[START]

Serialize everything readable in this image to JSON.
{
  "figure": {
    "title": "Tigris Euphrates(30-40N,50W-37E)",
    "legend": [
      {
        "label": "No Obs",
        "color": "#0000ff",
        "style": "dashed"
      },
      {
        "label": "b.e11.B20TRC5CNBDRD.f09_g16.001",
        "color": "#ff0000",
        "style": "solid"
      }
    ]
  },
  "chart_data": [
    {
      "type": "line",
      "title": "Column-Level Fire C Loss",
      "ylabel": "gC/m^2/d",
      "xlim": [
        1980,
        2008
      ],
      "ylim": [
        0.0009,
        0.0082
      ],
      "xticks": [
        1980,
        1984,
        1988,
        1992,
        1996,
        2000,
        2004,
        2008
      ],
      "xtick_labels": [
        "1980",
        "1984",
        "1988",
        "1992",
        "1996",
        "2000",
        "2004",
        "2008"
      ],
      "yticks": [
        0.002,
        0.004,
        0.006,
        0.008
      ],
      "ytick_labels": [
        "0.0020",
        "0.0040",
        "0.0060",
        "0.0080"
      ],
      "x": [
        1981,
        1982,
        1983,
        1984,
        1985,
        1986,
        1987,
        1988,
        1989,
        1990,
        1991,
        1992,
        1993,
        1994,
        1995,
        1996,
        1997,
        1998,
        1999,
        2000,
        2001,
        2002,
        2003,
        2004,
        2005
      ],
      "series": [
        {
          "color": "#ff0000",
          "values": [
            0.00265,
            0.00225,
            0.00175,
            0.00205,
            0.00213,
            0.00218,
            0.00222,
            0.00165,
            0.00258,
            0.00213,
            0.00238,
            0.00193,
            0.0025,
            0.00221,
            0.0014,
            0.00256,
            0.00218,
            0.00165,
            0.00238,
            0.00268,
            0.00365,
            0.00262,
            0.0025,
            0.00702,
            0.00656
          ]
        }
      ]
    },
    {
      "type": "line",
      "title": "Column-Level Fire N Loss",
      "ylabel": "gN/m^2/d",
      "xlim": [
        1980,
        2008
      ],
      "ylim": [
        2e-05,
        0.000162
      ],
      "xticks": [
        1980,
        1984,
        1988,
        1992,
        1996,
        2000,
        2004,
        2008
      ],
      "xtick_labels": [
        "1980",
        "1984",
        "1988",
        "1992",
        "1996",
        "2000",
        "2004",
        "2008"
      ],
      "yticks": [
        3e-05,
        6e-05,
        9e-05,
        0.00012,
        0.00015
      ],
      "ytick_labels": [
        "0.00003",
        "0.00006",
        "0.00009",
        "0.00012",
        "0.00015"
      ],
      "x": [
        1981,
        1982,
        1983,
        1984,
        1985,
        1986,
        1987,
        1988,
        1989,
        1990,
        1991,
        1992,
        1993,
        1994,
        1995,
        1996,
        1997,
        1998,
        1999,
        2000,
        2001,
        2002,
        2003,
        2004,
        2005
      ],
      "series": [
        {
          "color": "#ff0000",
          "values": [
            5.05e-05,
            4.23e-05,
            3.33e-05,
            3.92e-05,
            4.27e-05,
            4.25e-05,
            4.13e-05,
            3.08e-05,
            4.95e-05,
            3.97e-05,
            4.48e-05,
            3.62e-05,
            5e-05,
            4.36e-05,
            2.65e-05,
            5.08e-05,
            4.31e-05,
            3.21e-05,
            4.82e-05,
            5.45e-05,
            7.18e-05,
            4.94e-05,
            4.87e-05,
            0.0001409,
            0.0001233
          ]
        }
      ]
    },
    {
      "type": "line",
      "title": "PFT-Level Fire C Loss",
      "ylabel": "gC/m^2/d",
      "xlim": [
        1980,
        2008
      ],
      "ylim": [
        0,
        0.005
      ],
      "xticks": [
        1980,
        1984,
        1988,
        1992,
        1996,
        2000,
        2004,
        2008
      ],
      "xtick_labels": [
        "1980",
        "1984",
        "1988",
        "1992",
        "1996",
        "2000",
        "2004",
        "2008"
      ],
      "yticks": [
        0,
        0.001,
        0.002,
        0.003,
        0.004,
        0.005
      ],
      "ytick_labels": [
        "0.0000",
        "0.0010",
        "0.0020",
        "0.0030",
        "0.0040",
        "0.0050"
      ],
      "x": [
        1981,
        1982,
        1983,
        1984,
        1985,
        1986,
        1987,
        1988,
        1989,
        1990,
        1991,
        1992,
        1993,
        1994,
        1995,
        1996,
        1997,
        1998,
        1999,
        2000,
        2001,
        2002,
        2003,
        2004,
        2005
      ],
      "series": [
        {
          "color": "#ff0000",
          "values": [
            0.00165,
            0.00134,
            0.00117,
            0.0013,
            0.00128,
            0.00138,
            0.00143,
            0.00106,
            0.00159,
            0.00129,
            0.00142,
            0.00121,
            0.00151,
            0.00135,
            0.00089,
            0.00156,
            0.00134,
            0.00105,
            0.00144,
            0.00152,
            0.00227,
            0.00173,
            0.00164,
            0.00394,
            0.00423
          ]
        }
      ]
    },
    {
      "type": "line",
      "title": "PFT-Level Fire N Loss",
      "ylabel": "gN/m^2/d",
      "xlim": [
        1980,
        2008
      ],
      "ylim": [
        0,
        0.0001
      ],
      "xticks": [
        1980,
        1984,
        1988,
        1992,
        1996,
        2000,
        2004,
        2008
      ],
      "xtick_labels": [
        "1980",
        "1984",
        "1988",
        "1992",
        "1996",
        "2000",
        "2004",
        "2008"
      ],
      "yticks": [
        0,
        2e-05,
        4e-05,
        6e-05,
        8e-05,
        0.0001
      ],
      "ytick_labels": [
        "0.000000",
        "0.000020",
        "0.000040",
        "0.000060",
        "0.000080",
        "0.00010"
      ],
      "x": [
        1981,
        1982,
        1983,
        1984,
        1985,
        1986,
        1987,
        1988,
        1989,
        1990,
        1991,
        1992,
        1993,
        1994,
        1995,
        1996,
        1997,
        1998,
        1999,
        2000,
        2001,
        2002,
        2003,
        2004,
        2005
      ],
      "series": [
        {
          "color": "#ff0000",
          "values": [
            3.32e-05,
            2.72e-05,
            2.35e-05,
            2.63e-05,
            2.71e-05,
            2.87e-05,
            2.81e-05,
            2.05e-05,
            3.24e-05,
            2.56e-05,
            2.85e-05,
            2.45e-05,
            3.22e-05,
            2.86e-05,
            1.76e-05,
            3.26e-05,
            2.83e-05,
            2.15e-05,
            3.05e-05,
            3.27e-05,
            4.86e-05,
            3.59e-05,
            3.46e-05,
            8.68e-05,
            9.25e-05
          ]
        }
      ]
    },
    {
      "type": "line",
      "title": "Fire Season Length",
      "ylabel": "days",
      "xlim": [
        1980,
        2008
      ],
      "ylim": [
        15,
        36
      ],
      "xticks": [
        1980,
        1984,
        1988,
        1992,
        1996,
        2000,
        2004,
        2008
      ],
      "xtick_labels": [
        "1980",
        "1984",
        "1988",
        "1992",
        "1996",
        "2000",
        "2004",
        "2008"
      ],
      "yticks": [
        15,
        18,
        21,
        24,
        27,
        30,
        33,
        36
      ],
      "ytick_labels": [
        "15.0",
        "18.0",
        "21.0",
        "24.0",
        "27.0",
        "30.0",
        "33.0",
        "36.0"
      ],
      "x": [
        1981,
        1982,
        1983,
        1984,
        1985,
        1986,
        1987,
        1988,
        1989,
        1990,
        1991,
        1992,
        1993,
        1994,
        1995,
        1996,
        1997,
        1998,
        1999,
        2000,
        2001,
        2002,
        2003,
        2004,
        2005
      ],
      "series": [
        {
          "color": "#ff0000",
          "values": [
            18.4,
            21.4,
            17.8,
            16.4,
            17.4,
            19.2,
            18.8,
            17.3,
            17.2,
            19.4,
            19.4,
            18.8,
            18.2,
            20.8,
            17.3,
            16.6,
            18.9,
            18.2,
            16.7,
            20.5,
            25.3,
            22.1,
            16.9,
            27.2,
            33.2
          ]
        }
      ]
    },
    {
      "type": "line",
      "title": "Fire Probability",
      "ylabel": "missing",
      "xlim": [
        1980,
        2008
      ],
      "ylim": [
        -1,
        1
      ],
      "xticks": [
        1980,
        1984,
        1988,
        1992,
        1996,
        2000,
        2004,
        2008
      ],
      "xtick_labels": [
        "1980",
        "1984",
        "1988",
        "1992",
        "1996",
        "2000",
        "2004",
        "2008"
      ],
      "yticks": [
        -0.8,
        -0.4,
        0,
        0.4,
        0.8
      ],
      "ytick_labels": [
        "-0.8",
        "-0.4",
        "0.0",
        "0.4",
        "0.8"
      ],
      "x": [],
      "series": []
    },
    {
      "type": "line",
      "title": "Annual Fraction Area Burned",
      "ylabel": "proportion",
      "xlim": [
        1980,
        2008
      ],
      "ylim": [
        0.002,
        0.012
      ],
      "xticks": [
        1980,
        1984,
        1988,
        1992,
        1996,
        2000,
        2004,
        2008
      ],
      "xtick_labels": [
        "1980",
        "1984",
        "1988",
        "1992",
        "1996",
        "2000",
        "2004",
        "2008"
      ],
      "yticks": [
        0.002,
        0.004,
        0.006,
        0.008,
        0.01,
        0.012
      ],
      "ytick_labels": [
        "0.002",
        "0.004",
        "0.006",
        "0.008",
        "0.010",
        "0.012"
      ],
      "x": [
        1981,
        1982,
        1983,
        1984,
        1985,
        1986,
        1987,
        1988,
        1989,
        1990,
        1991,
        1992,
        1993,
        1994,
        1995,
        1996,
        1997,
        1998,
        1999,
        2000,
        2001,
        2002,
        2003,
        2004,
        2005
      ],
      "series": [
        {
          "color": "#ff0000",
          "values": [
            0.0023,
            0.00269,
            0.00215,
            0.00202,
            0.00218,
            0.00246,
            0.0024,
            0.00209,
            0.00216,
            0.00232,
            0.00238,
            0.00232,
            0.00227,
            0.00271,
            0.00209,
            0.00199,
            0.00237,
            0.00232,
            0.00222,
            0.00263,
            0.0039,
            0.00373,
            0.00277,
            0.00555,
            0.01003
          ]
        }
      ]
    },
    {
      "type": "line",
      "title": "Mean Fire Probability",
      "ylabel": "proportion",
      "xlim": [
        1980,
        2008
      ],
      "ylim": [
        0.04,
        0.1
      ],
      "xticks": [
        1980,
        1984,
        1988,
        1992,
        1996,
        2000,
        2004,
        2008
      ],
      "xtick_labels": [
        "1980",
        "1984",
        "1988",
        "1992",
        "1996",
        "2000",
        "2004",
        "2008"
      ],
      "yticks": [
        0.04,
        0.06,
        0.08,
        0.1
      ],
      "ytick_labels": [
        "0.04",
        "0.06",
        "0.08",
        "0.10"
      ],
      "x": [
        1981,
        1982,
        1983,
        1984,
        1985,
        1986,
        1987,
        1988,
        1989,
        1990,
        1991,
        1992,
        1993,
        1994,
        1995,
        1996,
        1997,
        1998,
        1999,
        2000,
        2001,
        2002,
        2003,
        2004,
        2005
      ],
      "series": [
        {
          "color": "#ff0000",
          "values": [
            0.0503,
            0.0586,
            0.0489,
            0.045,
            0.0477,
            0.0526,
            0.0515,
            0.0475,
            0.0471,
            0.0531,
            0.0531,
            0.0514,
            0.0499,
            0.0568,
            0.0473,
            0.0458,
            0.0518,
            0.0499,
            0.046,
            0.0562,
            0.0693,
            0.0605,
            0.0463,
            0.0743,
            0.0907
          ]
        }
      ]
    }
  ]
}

[END]

THE EXERCISE:
Copy each line that holds the word "Column".

COMPLETED EXERCISE:
      "title": "Column-Level Fire C Loss",
      "title": "Column-Level Fire N Loss",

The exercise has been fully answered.